*Short problem*:
Return the material word for word. Do not include pictures.
------------------------------------------------------------
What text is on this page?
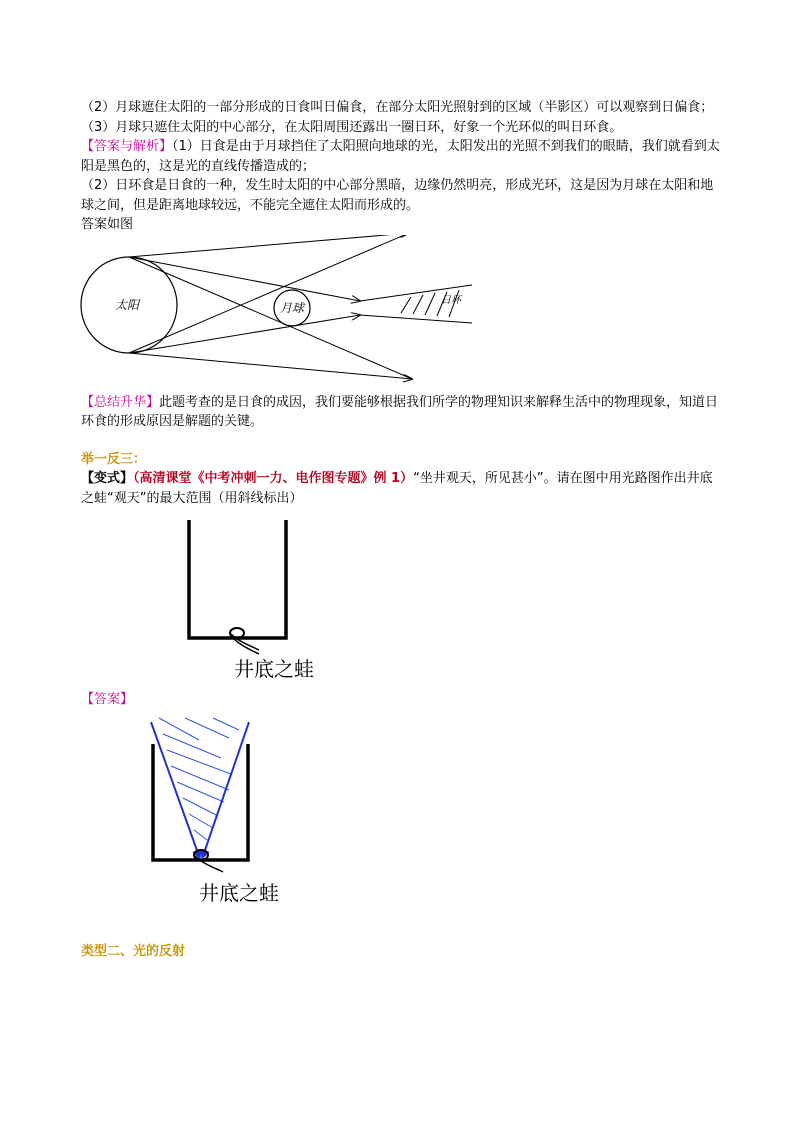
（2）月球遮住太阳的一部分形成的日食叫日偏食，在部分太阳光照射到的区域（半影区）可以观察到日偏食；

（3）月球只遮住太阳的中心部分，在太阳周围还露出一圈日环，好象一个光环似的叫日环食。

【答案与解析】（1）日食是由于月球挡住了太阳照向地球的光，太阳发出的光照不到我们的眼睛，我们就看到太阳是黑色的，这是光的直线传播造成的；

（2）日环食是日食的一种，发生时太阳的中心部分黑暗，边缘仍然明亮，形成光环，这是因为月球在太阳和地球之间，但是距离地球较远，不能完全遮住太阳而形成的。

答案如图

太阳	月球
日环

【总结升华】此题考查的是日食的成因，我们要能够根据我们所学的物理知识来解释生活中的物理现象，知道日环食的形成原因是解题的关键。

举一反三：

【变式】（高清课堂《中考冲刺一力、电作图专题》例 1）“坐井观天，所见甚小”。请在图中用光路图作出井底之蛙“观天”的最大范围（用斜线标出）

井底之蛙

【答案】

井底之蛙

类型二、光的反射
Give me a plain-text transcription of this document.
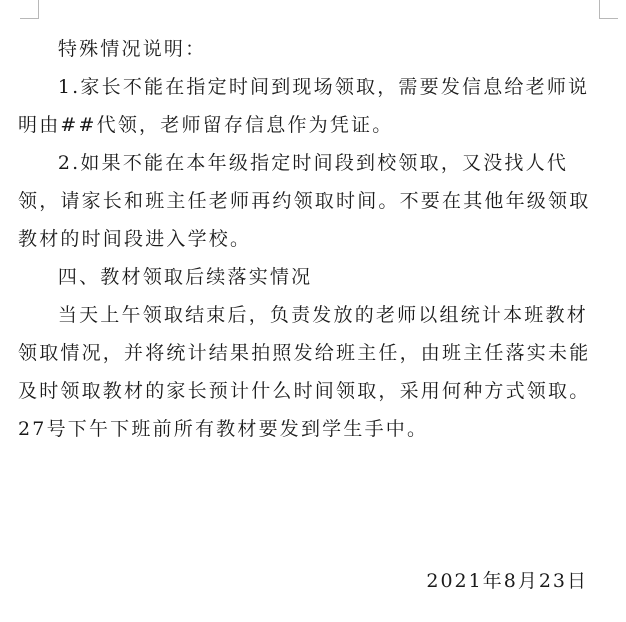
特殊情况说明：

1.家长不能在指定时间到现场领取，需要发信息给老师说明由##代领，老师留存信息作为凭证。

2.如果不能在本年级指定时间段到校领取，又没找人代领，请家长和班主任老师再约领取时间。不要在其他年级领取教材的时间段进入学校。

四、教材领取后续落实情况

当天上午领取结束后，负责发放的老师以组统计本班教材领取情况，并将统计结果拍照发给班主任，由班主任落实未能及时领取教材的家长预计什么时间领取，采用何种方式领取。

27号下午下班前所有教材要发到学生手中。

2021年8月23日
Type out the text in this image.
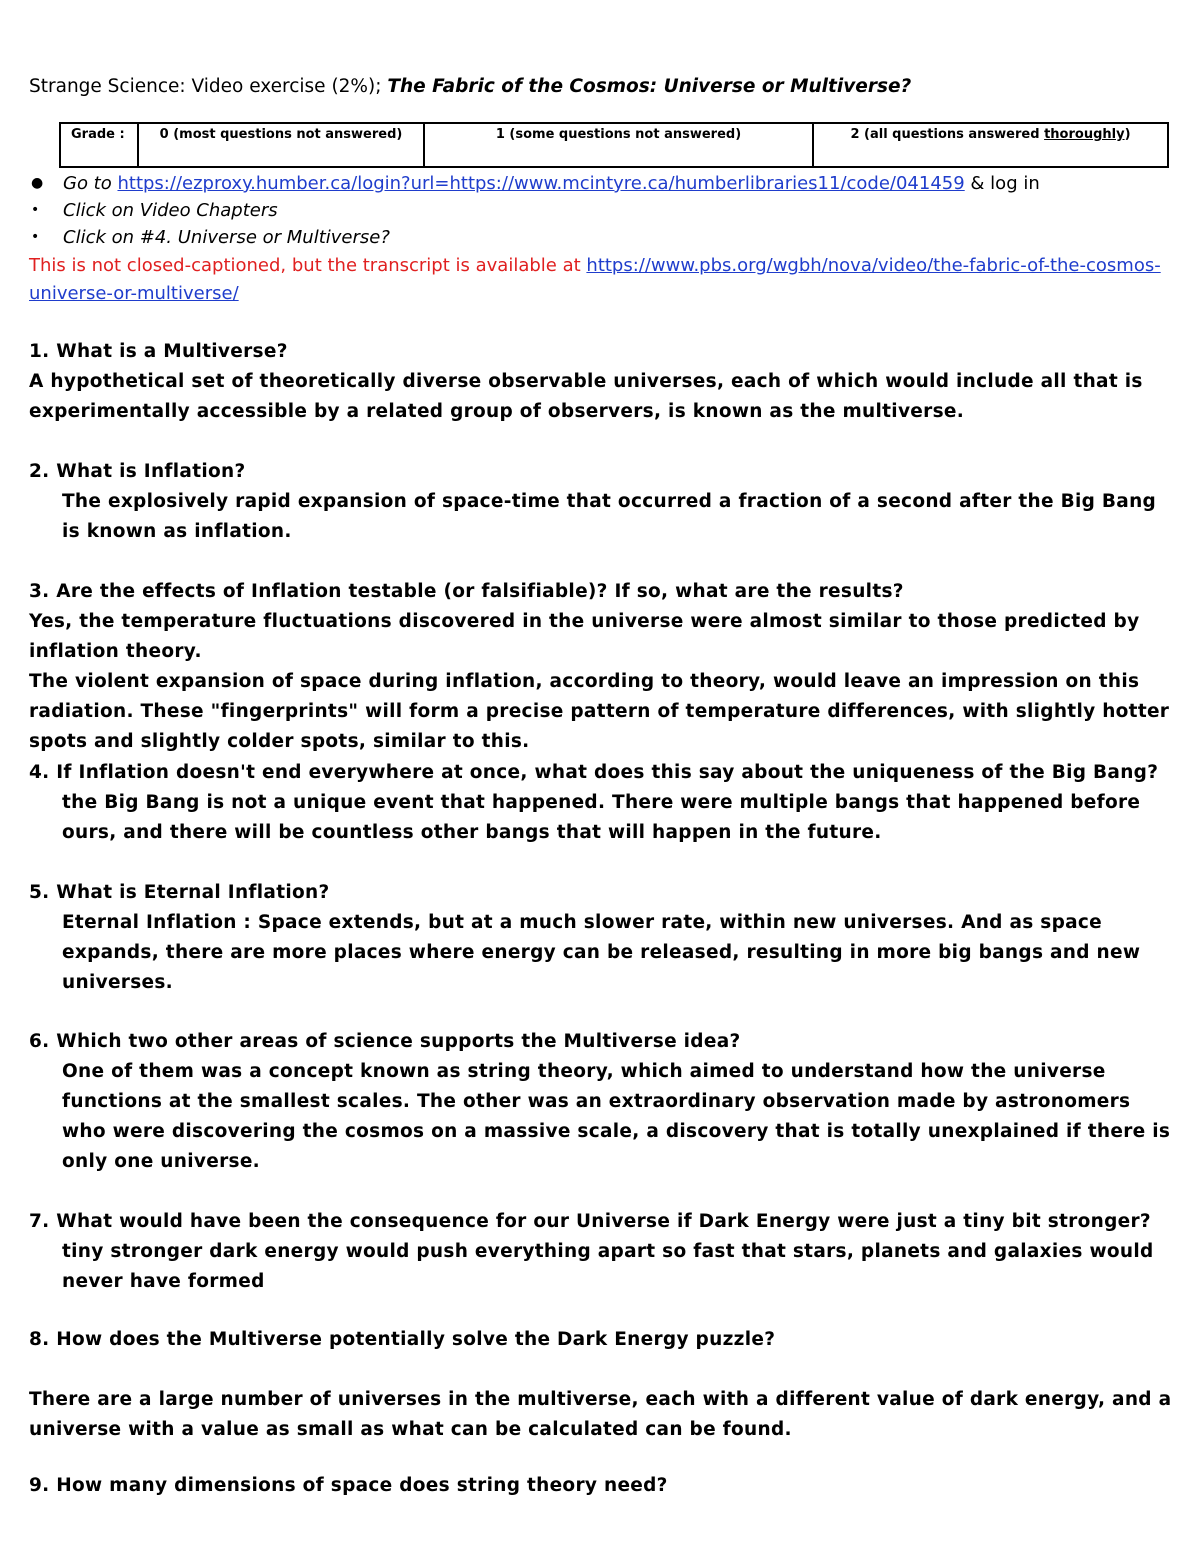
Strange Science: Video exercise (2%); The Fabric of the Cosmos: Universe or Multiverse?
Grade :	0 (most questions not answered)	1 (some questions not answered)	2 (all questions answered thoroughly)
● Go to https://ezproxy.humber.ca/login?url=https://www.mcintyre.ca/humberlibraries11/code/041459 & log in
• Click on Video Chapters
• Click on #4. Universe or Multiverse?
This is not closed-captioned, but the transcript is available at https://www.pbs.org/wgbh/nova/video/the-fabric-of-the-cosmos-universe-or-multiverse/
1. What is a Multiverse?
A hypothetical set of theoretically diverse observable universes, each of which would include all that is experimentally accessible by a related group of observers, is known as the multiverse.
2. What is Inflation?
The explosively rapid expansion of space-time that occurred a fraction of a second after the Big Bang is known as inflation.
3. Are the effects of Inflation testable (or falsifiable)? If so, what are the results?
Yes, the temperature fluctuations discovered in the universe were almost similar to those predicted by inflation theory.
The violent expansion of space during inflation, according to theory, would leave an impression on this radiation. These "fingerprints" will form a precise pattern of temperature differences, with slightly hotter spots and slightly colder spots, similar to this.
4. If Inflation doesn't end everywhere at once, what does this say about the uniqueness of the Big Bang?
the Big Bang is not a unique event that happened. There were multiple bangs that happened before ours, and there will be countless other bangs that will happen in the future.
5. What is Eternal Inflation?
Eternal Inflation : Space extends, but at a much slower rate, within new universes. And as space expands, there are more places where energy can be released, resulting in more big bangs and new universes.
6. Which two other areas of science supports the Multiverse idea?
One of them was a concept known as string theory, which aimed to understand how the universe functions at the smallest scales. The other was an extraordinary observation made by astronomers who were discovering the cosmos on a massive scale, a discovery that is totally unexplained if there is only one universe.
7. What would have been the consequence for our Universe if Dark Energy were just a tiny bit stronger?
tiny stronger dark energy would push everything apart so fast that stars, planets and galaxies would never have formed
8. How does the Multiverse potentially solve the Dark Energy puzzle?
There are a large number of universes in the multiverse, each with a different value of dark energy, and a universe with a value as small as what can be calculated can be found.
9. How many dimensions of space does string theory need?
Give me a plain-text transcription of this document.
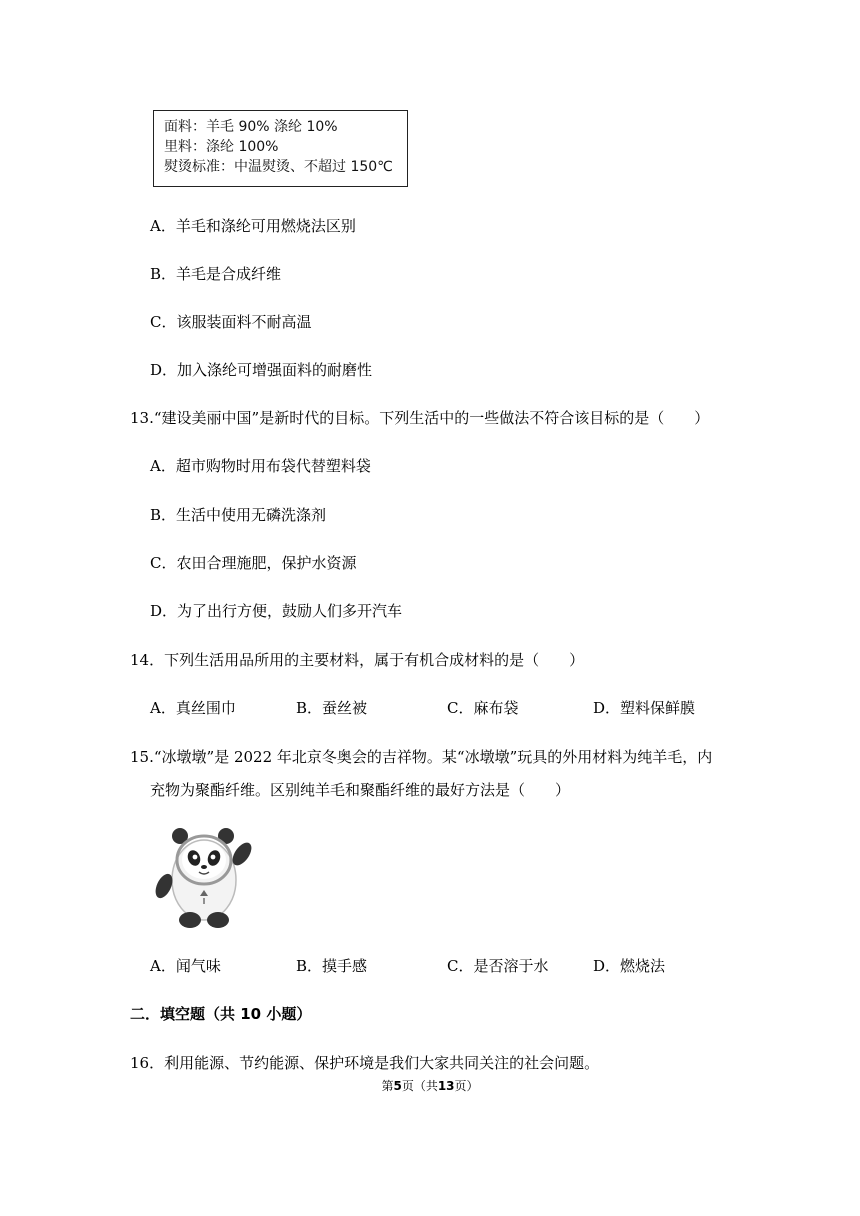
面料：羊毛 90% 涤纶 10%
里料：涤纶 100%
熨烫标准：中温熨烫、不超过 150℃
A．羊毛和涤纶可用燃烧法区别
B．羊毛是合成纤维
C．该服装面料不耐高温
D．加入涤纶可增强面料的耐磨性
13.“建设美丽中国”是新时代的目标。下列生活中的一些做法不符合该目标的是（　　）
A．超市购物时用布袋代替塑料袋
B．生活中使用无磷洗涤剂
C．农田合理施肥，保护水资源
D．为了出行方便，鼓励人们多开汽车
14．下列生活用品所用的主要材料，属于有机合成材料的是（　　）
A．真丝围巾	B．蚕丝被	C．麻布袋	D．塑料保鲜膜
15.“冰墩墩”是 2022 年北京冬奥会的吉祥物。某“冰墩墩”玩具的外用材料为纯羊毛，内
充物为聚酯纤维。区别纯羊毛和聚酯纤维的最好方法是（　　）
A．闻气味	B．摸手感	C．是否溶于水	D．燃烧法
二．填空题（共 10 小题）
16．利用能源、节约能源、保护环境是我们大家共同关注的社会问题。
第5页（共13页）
------------------------------------------------------------
*Answer to this problem*:
What text is on this page?
（2）月球遮住太阳的一部分形成的日食叫日偏食，在部分太阳光照射到的区域（半影区）可以观察到日偏食；

（3）月球只遮住太阳的中心部分，在太阳周围还露出一圈日环，好象一个光环似的叫日环食。

【答案与解析】（1）日食是由于月球挡住了太阳照向地球的光，太阳发出的光照不到我们的眼睛，我们就看到太阳是黑色的，这是光的直线传播造成的；

（2）日环食是日食的一种，发生时太阳的中心部分黑暗，边缘仍然明亮，形成光环，这是因为月球在太阳和地球之间，但是距离地球较远，不能完全遮住太阳而形成的。

答案如图

太阳	月球
日环

【总结升华】此题考查的是日食的成因，我们要能够根据我们所学的物理知识来解释生活中的物理现象，知道日环食的形成原因是解题的关键。

举一反三：

【变式】（高清课堂《中考冲刺一力、电作图专题》例 1）“坐井观天，所见甚小”。请在图中用光路图作出井底之蛙“观天”的最大范围（用斜线标出）

井底之蛙

【答案】

井底之蛙

类型二、光的反射
Give me a plain-text transcription of this document.
特殊情况说明：

1.家长不能在指定时间到现场领取，需要发信息给老师说明由##代领，老师留存信息作为凭证。

2.如果不能在本年级指定时间段到校领取，又没找人代领，请家长和班主任老师再约领取时间。不要在其他年级领取教材的时间段进入学校。

四、教材领取后续落实情况

当天上午领取结束后，负责发放的老师以组统计本班教材领取情况，并将统计结果拍照发给班主任，由班主任落实未能及时领取教材的家长预计什么时间领取，采用何种方式领取。

27号下午下班前所有教材要发到学生手中。

2021年8月23日
Type out the text in this image.
Strange Science: Video exercise (2%); The Fabric of the Cosmos: Universe or Multiverse?
Grade :	0 (most questions not answered)	1 (some questions not answered)	2 (all questions answered thoroughly)
● Go to https://ezproxy.humber.ca/login?url=https://www.mcintyre.ca/humberlibraries11/code/041459 & log in
• Click on Video Chapters
• Click on #4. Universe or Multiverse?
This is not closed-captioned, but the transcript is available at https://www.pbs.org/wgbh/nova/video/the-fabric-of-the-cosmos-universe-or-multiverse/
1. What is a Multiverse?
A hypothetical set of theoretically diverse observable universes, each of which would include all that is experimentally accessible by a related group of observers, is known as the multiverse.
2. What is Inflation?
The explosively rapid expansion of space-time that occurred a fraction of a second after the Big Bang is known as inflation.
3. Are the effects of Inflation testable (or falsifiable)? If so, what are the results?
Yes, the temperature fluctuations discovered in the universe were almost similar to those predicted by inflation theory.
The violent expansion of space during inflation, according to theory, would leave an impression on this radiation. These "fingerprints" will form a precise pattern of temperature differences, with slightly hotter spots and slightly colder spots, similar to this.
4. If Inflation doesn't end everywhere at once, what does this say about the uniqueness of the Big Bang?
the Big Bang is not a unique event that happened. There were multiple bangs that happened before ours, and there will be countless other bangs that will happen in the future.
5. What is Eternal Inflation?
Eternal Inflation : Space extends, but at a much slower rate, within new universes. And as space expands, there are more places where energy can be released, resulting in more big bangs and new universes.
6. Which two other areas of science supports the Multiverse idea?
One of them was a concept known as string theory, which aimed to understand how the universe functions at the smallest scales. The other was an extraordinary observation made by astronomers who were discovering the cosmos on a massive scale, a discovery that is totally unexplained if there is only one universe.
7. What would have been the consequence for our Universe if Dark Energy were just a tiny bit stronger?
tiny stronger dark energy would push everything apart so fast that stars, planets and galaxies would never have formed
8. How does the Multiverse potentially solve the Dark Energy puzzle?
There are a large number of universes in the multiverse, each with a different value of dark energy, and a universe with a value as small as what can be calculated can be found.
9. How many dimensions of space does string theory need?
Give me a plain-text transcription of this document.
面料：羊毛 90% 涤纶 10%
里料：涤纶 100%
熨烫标准：中温熨烫、不超过 150℃
A．羊毛和涤纶可用燃烧法区别
B．羊毛是合成纤维
C．该服装面料不耐高温
D．加入涤纶可增强面料的耐磨性
13.“建设美丽中国”是新时代的目标。下列生活中的一些做法不符合该目标的是（　　）
A．超市购物时用布袋代替塑料袋
B．生活中使用无磷洗涤剂
C．农田合理施肥，保护水资源
D．为了出行方便，鼓励人们多开汽车
14．下列生活用品所用的主要材料，属于有机合成材料的是（　　）
A．真丝围巾	B．蚕丝被	C．麻布袋	D．塑料保鲜膜
15.“冰墩墩”是 2022 年北京冬奥会的吉祥物。某“冰墩墩”玩具的外用材料为纯羊毛，内
充物为聚酯纤维。区别纯羊毛和聚酯纤维的最好方法是（　　）
A．闻气味	B．摸手感	C．是否溶于水	D．燃烧法
二．填空题（共 10 小题）
16．利用能源、节约能源、保护环境是我们大家共同关注的社会问题。
第5页（共13页）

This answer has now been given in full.